● PROBLEM TO SOLVE:
Are you able to quote each entry exactly as written?

● EXTRACTED INFORMATION:
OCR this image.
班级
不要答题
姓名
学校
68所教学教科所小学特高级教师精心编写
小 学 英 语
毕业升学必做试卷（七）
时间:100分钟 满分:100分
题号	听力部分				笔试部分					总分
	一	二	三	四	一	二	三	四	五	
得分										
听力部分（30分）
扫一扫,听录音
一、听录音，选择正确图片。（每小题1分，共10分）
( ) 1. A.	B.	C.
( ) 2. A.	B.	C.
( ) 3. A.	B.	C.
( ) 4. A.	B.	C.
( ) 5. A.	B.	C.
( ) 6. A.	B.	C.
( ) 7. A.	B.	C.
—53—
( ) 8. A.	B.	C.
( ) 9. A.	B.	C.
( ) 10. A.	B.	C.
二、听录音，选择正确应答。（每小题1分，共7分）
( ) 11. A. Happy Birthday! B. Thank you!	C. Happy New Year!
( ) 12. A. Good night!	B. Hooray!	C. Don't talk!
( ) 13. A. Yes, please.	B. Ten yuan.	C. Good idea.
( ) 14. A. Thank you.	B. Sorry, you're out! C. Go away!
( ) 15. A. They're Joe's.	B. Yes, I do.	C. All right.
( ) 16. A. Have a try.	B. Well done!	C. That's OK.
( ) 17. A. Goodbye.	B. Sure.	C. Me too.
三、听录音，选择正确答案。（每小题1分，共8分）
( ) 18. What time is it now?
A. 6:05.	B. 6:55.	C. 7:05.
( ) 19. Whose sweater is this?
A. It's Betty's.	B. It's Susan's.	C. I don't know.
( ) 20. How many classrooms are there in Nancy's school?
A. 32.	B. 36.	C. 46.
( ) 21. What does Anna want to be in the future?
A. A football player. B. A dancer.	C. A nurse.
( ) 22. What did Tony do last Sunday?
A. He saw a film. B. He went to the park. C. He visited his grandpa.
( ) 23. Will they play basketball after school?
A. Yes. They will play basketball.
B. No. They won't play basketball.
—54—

● EXERCISE RESULT:
OCR this image.
班级
不要答题
姓名
学校
68所教学教科所小学特高级教师精心编写
小 学 英 语
毕业升学必做试卷（七）
时间:100分钟 满分:100分
题号	听力部分				笔试部分					总分
	一	二	三	四	一	二	三	四	五	
得分										
听力部分（30分）
扫一扫,听录音
一、听录音，选择正确图片。（每小题1分，共10分）
( ) 1. A.	B.	C.
( ) 2. A.	B.	C.
( ) 3. A.	B.	C.
( ) 4. A.	B.	C.
( ) 5. A.	B.	C.
( ) 6. A.	B.	C.
( ) 7. A.	B.	C.
—53—
( ) 8. A.	B.	C.
( ) 9. A.	B.	C.
( ) 10. A.	B.	C.
二、听录音，选择正确应答。（每小题1分，共7分）
( ) 11. A. Happy Birthday! B. Thank you!	C. Happy New Year!
( ) 12. A. Good night!	B. Hooray!	C. Don't talk!
( ) 13. A. Yes, please.	B. Ten yuan.	C. Good idea.
( ) 14. A. Thank you.	B. Sorry, you're out! C. Go away!
( ) 15. A. They're Joe's.	B. Yes, I do.	C. All right.
( ) 16. A. Have a try.	B. Well done!	C. That's OK.
( ) 17. A. Goodbye.	B. Sure.	C. Me too.
三、听录音，选择正确答案。（每小题1分，共8分）
( ) 18. What time is it now?
A. 6:05.	B. 6:55.	C. 7:05.
( ) 19. Whose sweater is this?
A. It's Betty's.	B. It's Susan's.	C. I don't know.
( ) 20. How many classrooms are there in Nancy's school?
A. 32.	B. 36.	C. 46.
( ) 21. What does Anna want to be in the future?
A. A football player. B. A dancer.	C. A nurse.
( ) 22. What did Tony do last Sunday?
A. He saw a film. B. He went to the park. C. He visited his grandpa.
( ) 23. Will they play basketball after school?
A. Yes. They will play basketball.
B. No. They won't play basketball.
—54—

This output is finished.